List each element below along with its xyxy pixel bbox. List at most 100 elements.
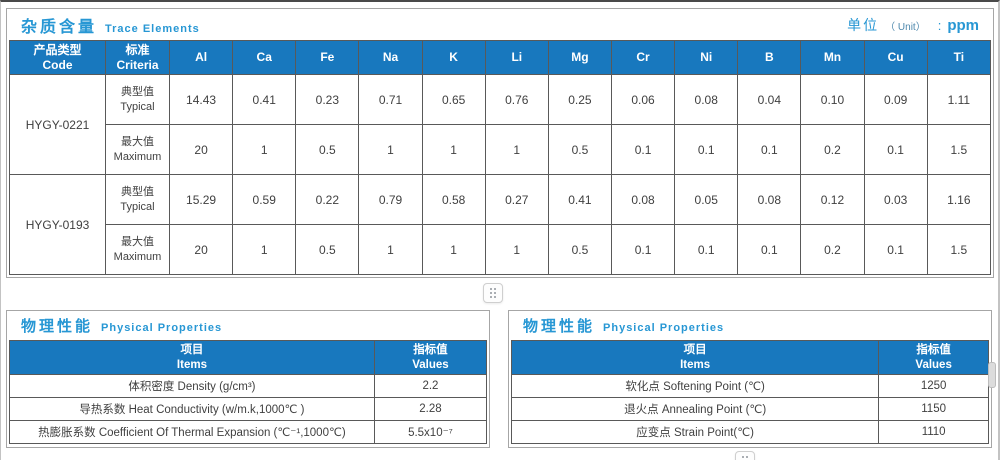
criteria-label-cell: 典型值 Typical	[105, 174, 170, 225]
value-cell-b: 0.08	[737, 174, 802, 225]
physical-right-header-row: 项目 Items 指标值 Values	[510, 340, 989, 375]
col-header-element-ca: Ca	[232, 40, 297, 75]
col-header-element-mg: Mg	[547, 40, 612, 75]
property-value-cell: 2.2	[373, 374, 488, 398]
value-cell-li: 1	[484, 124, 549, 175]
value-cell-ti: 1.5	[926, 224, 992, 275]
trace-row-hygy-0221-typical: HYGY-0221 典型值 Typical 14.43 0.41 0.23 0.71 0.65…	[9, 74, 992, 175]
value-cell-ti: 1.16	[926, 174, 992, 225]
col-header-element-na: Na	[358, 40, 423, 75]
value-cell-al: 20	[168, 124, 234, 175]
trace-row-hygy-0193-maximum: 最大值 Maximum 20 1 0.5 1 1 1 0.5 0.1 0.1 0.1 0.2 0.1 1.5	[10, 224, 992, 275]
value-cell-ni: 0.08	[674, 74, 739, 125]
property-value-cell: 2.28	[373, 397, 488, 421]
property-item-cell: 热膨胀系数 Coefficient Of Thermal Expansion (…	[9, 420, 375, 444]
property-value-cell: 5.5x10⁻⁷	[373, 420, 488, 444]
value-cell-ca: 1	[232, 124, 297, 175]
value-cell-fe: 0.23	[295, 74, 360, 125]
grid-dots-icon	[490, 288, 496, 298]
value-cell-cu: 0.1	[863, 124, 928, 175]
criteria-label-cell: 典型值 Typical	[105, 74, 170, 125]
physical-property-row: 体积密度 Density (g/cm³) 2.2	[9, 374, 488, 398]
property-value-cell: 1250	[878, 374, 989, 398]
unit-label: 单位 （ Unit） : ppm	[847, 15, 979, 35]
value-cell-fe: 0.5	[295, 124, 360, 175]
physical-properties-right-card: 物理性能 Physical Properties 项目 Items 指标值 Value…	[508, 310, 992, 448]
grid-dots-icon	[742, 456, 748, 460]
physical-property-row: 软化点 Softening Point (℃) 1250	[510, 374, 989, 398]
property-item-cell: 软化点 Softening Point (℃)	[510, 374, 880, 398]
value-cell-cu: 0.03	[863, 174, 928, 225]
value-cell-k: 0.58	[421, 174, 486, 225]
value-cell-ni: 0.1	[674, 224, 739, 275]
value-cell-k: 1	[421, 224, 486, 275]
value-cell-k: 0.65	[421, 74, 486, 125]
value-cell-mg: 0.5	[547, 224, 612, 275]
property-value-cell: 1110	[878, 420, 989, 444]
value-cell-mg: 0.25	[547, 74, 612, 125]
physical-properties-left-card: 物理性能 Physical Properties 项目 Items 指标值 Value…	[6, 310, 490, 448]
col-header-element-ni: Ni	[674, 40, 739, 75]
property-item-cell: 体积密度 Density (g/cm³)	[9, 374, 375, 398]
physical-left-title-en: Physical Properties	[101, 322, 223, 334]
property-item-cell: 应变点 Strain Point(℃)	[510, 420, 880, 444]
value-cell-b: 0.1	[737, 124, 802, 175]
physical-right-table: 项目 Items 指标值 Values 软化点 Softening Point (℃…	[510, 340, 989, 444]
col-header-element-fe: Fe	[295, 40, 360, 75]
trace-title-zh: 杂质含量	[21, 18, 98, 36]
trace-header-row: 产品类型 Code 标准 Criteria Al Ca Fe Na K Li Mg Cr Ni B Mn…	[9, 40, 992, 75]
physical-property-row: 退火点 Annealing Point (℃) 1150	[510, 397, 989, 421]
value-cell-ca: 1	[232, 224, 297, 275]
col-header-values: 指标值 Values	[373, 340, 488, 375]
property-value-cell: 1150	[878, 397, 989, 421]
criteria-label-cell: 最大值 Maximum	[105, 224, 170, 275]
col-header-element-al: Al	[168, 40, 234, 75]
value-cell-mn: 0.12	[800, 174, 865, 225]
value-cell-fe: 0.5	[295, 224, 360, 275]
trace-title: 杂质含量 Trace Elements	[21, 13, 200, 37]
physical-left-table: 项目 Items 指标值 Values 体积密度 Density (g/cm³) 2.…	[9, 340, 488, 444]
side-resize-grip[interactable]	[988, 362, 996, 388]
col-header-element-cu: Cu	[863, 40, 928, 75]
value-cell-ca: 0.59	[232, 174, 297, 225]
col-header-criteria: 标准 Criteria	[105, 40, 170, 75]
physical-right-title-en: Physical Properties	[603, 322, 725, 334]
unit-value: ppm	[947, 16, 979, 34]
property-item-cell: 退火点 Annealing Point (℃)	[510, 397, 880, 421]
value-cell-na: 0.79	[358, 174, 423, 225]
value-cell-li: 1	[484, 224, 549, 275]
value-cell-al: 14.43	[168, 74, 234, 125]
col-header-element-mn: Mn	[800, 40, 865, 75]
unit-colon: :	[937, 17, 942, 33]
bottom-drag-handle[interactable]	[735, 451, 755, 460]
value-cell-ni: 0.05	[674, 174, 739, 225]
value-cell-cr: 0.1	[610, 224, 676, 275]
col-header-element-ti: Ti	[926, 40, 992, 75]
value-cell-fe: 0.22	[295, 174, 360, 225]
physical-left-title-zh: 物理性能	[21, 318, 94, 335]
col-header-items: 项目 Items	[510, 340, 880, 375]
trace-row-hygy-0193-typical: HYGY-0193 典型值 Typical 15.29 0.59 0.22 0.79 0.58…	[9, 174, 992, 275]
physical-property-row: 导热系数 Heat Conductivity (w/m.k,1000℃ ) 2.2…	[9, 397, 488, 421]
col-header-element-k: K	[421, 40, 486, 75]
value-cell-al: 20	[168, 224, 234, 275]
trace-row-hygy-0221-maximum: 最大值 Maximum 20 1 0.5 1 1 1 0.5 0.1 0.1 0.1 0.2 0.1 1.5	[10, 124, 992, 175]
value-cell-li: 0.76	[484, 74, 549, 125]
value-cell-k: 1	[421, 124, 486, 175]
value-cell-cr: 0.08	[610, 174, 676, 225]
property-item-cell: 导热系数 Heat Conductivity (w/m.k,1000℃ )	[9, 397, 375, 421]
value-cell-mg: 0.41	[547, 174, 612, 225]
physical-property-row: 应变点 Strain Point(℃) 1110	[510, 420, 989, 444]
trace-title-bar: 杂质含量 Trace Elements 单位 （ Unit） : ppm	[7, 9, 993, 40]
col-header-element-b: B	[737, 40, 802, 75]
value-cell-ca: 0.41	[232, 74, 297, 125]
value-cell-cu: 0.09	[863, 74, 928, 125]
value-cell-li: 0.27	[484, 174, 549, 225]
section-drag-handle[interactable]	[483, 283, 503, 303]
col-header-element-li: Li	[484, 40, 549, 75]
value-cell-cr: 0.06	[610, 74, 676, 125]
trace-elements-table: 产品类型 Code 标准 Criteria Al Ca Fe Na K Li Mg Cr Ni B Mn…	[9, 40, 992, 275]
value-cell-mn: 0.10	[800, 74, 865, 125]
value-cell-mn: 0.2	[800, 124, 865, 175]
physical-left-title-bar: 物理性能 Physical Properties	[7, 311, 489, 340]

Problem requirements: Rewrite the material from the line with "174, 170, 225]" up to and including the line with "456, 748, 460]", putting "dot-grid-icon" wherever "grid-dots-icon" appears and keeping everything else the same.

Answer to this problem:
criteria-label-cell: 典型值 Typical	[105, 174, 170, 225]
value-cell-b: 0.08	[737, 174, 802, 225]
physical-right-header-row: 项目 Items 指标值 Values	[510, 340, 989, 375]
col-header-element-ca: Ca	[232, 40, 297, 75]
col-header-element-mg: Mg	[547, 40, 612, 75]
property-value-cell: 2.2	[373, 374, 488, 398]
value-cell-li: 1	[484, 124, 549, 175]
value-cell-ti: 1.5	[926, 224, 992, 275]
trace-row-hygy-0221-typical: HYGY-0221 典型值 Typical 14.43 0.41 0.23 0.71 0.65…	[9, 74, 992, 175]
value-cell-ti: 1.16	[926, 174, 992, 225]
col-header-element-na: Na	[358, 40, 423, 75]
value-cell-al: 20	[168, 124, 234, 175]
trace-row-hygy-0193-maximum: 最大值 Maximum 20 1 0.5 1 1 1 0.5 0.1 0.1 0.1 0.2 0.1 1.5	[10, 224, 992, 275]
value-cell-ni: 0.08	[674, 74, 739, 125]
property-value-cell: 2.28	[373, 397, 488, 421]
property-item-cell: 热膨胀系数 Coefficient Of Thermal Expansion (…	[9, 420, 375, 444]
property-value-cell: 5.5x10⁻⁷	[373, 420, 488, 444]
value-cell-ca: 1	[232, 124, 297, 175]
value-cell-fe: 0.23	[295, 74, 360, 125]
dot-grid-icon	[490, 288, 496, 298]
value-cell-cu: 0.1	[863, 124, 928, 175]
criteria-label-cell: 典型值 Typical	[105, 74, 170, 125]
physical-property-row: 体积密度 Density (g/cm³) 2.2	[9, 374, 488, 398]
property-value-cell: 1250	[878, 374, 989, 398]
unit-label: 单位 （ Unit） : ppm	[847, 15, 979, 35]
value-cell-fe: 0.5	[295, 124, 360, 175]
physical-properties-right-card: 物理性能 Physical Properties 项目 Items 指标值 Value…	[508, 310, 992, 448]
dot-grid-icon	[742, 456, 748, 460]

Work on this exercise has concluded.